## STATED PROBLEM
Pick out every line holding the string "would" and copy it.

## EXERCISE MATERIAL
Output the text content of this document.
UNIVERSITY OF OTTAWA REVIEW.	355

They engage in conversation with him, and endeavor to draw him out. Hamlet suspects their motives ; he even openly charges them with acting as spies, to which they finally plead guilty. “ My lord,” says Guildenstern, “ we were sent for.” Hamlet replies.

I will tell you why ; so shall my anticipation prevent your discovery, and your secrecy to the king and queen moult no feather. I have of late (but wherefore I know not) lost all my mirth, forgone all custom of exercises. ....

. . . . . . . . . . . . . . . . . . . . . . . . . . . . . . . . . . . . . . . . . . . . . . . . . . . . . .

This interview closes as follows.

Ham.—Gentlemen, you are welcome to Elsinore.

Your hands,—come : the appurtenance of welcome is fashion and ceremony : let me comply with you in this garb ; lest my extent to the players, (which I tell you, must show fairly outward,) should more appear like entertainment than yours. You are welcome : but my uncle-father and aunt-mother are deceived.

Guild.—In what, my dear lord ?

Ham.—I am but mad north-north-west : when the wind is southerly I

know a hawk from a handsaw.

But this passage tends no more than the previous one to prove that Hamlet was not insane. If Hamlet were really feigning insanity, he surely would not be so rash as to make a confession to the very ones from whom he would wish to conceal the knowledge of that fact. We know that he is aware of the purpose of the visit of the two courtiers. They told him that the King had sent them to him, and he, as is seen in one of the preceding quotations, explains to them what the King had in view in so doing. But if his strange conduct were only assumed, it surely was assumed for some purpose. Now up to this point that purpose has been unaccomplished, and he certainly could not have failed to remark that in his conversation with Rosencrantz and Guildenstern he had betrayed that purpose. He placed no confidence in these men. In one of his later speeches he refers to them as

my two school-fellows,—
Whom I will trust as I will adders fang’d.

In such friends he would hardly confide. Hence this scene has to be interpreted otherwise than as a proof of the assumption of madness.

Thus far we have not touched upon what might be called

## EXERCISE OUTPUT
But this passage tends no more than the previous one to prove that Hamlet was not insane. If Hamlet were really feigning insanity, he surely would not be so rash as to make a confession to the very ones from whom he would wish to conceal the knowledge of that fact. We know that he is aware of the purpose of the visit of the two courtiers. They told him that the King had sent them to him, and he, as is seen in one of the preceding quotations, explains to them what the King had in view in so doing. But if his strange conduct were only assumed, it surely was assumed for some purpose. Now up to this point that purpose has been unaccomplished, and he certainly could not have failed to remark that in his conversation with Rosencrantz and Guildenstern he had betrayed that purpose. He placed no confidence in these men. In one of his later speeches he refers to them as
In such friends he would hardly confide. Hence this scene has to be interpreted otherwise than as a proof of the assumption of madness.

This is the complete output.